───── MATERIAL PROVIDED ─────

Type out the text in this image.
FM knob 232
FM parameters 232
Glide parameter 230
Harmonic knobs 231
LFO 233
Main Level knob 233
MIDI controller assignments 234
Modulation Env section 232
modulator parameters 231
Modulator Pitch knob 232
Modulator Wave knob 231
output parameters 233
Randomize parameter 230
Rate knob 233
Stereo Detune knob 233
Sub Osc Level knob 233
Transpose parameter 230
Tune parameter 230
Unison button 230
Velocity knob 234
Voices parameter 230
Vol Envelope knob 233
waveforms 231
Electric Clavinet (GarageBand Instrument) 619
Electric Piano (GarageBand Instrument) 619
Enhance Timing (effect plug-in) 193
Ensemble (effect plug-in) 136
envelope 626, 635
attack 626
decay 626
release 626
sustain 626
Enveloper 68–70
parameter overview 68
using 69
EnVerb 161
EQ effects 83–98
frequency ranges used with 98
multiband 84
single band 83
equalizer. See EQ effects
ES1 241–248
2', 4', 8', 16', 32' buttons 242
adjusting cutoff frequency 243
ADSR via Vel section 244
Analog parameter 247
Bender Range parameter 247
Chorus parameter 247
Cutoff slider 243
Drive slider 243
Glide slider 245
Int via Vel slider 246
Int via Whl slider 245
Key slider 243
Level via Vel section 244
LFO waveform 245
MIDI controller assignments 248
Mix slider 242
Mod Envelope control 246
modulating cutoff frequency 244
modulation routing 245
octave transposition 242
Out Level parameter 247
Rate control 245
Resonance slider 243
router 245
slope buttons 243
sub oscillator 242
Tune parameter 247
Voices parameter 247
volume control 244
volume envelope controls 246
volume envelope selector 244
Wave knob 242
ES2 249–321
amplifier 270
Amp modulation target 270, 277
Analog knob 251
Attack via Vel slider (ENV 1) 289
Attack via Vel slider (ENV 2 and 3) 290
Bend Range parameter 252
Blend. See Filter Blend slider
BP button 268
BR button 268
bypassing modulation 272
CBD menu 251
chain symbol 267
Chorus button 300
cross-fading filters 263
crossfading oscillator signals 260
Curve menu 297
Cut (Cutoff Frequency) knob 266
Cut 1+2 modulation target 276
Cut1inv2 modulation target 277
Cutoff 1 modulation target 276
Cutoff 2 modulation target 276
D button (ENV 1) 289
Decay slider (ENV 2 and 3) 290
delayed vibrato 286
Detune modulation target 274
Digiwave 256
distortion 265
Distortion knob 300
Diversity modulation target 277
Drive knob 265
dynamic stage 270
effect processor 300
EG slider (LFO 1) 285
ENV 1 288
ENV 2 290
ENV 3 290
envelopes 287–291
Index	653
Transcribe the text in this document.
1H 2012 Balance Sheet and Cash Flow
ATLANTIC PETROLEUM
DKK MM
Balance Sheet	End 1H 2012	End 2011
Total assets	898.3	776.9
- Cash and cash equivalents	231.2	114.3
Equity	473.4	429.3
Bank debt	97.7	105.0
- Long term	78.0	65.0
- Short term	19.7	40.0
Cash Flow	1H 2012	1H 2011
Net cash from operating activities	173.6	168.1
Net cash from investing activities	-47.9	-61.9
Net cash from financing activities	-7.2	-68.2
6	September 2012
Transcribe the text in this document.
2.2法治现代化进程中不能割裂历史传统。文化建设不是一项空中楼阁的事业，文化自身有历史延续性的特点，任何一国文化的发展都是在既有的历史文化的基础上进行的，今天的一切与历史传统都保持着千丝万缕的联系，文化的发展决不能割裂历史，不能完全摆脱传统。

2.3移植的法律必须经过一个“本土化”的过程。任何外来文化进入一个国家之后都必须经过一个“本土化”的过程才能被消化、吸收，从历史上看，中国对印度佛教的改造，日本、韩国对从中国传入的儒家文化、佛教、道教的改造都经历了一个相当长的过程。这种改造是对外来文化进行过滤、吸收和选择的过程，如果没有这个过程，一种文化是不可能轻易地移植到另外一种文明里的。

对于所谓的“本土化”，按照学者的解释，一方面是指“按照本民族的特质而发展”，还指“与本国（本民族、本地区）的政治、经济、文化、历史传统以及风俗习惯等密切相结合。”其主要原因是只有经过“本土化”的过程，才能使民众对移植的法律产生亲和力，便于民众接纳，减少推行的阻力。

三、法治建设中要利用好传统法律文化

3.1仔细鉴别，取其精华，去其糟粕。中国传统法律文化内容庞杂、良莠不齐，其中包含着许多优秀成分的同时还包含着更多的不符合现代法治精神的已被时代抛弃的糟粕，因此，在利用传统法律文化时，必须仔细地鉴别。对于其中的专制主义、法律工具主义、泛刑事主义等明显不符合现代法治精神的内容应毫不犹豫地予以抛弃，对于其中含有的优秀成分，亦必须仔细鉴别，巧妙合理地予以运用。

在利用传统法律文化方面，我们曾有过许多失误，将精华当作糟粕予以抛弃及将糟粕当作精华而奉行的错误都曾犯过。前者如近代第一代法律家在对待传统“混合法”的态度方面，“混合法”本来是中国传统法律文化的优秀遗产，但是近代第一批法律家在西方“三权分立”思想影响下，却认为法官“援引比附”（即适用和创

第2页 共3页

─────

◆ PROBLEM STATEMENT
Exactly as shown, repeat every record.

◆ OUTPUT FOR THIS TASK
Type out the text in this image.
FM knob 232
FM parameters 232
Glide parameter 230
Harmonic knobs 231
LFO 233
Main Level knob 233
MIDI controller assignments 234
Modulation Env section 232
modulator parameters 231
Modulator Pitch knob 232
Modulator Wave knob 231
output parameters 233
Randomize parameter 230
Rate knob 233
Stereo Detune knob 233
Sub Osc Level knob 233
Transpose parameter 230
Tune parameter 230
Unison button 230
Velocity knob 234
Voices parameter 230
Vol Envelope knob 233
waveforms 231
Electric Clavinet (GarageBand Instrument) 619
Electric Piano (GarageBand Instrument) 619
Enhance Timing (effect plug-in) 193
Ensemble (effect plug-in) 136
envelope 626, 635
attack 626
decay 626
release 626
sustain 626
Enveloper 68–70
parameter overview 68
using 69
EnVerb 161
EQ effects 83–98
frequency ranges used with 98
multiband 84
single band 83
equalizer. See EQ effects
ES1 241–248
2', 4', 8', 16', 32' buttons 242
adjusting cutoff frequency 243
ADSR via Vel section 244
Analog parameter 247
Bender Range parameter 247
Chorus parameter 247
Cutoff slider 243
Drive slider 243
Glide slider 245
Int via Vel slider 246
Int via Whl slider 245
Key slider 243
Level via Vel section 244
LFO waveform 245
MIDI controller assignments 248
Mix slider 242
Mod Envelope control 246
modulating cutoff frequency 244
modulation routing 245
octave transposition 242
Out Level parameter 247
Rate control 245
Resonance slider 243
router 245
slope buttons 243
sub oscillator 242
Tune parameter 247
Voices parameter 247
volume control 244
volume envelope controls 246
volume envelope selector 244
Wave knob 242
ES2 249–321
amplifier 270
Amp modulation target 270, 277
Analog knob 251
Attack via Vel slider (ENV 1) 289
Attack via Vel slider (ENV 2 and 3) 290
Bend Range parameter 252
Blend. See Filter Blend slider
BP button 268
BR button 268
bypassing modulation 272
CBD menu 251
chain symbol 267
Chorus button 300
cross-fading filters 263
crossfading oscillator signals 260
Curve menu 297
Cut (Cutoff Frequency) knob 266
Cut 1+2 modulation target 276
Cut1inv2 modulation target 277
Cutoff 1 modulation target 276
Cutoff 2 modulation target 276
D button (ENV 1) 289
Decay slider (ENV 2 and 3) 290
delayed vibrato 286
Detune modulation target 274
Digiwave 256
distortion 265
Distortion knob 300
Diversity modulation target 277
Drive knob 265
dynamic stage 270
effect processor 300
EG slider (LFO 1) 285
ENV 1 288
ENV 2 290
ENV 3 290
envelopes 287–291
Index	653
Transcribe the text in this document.
1H 2012 Balance Sheet and Cash Flow
ATLANTIC PETROLEUM
DKK MM
Balance Sheet	End 1H 2012	End 2011
Total assets	898.3	776.9
- Cash and cash equivalents	231.2	114.3
Equity	473.4	429.3
Bank debt	97.7	105.0
- Long term	78.0	65.0
- Short term	19.7	40.0
Cash Flow	1H 2012	1H 2011
Net cash from operating activities	173.6	168.1
Net cash from investing activities	-47.9	-61.9
Net cash from financing activities	-7.2	-68.2
6	September 2012
Transcribe the text in this document.
2.2法治现代化进程中不能割裂历史传统。文化建设不是一项空中楼阁的事业，文化自身有历史延续性的特点，任何一国文化的发展都是在既有的历史文化的基础上进行的，今天的一切与历史传统都保持着千丝万缕的联系，文化的发展决不能割裂历史，不能完全摆脱传统。

2.3移植的法律必须经过一个“本土化”的过程。任何外来文化进入一个国家之后都必须经过一个“本土化”的过程才能被消化、吸收，从历史上看，中国对印度佛教的改造，日本、韩国对从中国传入的儒家文化、佛教、道教的改造都经历了一个相当长的过程。这种改造是对外来文化进行过滤、吸收和选择的过程，如果没有这个过程，一种文化是不可能轻易地移植到另外一种文明里的。

对于所谓的“本土化”，按照学者的解释，一方面是指“按照本民族的特质而发展”，还指“与本国（本民族、本地区）的政治、经济、文化、历史传统以及风俗习惯等密切相结合。”其主要原因是只有经过“本土化”的过程，才能使民众对移植的法律产生亲和力，便于民众接纳，减少推行的阻力。

三、法治建设中要利用好传统法律文化

3.1仔细鉴别，取其精华，去其糟粕。中国传统法律文化内容庞杂、良莠不齐，其中包含着许多优秀成分的同时还包含着更多的不符合现代法治精神的已被时代抛弃的糟粕，因此，在利用传统法律文化时，必须仔细地鉴别。对于其中的专制主义、法律工具主义、泛刑事主义等明显不符合现代法治精神的内容应毫不犹豫地予以抛弃，对于其中含有的优秀成分，亦必须仔细鉴别，巧妙合理地予以运用。

在利用传统法律文化方面，我们曾有过许多失误，将精华当作糟粕予以抛弃及将糟粕当作精华而奉行的错误都曾犯过。前者如近代第一代法律家在对待传统“混合法”的态度方面，“混合法”本来是中国传统法律文化的优秀遗产，但是近代第一批法律家在西方“三权分立”思想影响下，却认为法官“援引比附”（即适用和创

第2页 共3页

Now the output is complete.